=== Extracted records ===
★ ★ ★ ★

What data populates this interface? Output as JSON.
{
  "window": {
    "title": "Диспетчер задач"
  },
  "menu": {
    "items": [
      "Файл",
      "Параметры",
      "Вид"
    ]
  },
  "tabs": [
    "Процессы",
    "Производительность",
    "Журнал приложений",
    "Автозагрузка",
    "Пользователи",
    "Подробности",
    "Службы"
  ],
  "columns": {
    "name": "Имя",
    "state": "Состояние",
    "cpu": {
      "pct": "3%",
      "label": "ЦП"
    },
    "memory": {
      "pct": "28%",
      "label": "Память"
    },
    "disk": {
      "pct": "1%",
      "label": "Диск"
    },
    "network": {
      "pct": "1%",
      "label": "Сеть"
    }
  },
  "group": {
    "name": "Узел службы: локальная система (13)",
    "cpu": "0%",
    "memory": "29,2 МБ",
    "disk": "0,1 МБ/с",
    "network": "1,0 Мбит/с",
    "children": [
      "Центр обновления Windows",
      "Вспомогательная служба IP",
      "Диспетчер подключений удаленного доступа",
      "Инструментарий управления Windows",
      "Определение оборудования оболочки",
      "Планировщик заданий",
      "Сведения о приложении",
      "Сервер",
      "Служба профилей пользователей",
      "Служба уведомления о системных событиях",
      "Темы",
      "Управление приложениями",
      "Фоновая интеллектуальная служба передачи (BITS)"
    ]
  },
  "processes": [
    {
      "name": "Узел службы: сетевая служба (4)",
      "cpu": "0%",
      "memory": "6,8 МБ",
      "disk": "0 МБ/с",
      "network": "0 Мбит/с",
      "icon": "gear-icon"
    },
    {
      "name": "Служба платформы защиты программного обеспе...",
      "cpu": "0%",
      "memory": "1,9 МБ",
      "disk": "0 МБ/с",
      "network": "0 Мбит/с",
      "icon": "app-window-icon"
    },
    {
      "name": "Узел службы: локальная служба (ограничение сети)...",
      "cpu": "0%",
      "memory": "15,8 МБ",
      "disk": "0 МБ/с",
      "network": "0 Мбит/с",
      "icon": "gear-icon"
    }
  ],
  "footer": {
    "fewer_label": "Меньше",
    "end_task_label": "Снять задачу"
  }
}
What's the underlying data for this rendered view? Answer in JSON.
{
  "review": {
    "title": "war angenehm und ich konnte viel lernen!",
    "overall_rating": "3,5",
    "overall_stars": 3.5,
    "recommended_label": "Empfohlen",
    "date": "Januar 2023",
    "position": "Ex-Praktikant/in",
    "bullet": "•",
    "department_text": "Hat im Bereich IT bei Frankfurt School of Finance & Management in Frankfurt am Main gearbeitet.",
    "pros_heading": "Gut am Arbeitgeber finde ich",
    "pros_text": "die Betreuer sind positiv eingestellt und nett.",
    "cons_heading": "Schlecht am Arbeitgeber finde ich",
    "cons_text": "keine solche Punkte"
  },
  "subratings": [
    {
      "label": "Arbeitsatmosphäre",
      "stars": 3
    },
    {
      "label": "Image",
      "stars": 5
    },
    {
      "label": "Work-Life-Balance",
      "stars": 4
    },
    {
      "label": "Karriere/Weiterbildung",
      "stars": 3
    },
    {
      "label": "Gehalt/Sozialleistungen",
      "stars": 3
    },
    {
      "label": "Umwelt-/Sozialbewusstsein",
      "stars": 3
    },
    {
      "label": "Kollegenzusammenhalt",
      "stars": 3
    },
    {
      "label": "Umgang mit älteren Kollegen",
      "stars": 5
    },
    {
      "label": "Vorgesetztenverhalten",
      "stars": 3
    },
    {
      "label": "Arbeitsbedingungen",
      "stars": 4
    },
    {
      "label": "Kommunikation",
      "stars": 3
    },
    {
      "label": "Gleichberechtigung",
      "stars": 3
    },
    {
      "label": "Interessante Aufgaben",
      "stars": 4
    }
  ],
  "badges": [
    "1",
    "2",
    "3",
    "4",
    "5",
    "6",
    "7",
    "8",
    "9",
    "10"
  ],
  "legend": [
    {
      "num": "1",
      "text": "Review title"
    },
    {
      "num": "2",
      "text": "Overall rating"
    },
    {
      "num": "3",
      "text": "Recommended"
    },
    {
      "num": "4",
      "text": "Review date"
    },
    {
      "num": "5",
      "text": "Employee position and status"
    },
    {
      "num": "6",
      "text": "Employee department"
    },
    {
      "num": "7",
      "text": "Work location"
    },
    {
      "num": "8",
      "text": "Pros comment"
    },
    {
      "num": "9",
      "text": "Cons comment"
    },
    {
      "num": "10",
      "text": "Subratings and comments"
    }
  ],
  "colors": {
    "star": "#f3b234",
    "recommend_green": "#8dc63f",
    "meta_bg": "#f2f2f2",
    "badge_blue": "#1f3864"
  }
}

★ ★ ★ ★

=== Given exercise ===
Search the lines for "JSON". Copy each line that has it.

=== Task result ===
What data populates this interface? Output as JSON.
What's the underlying data for this rendered view? Answer in JSON.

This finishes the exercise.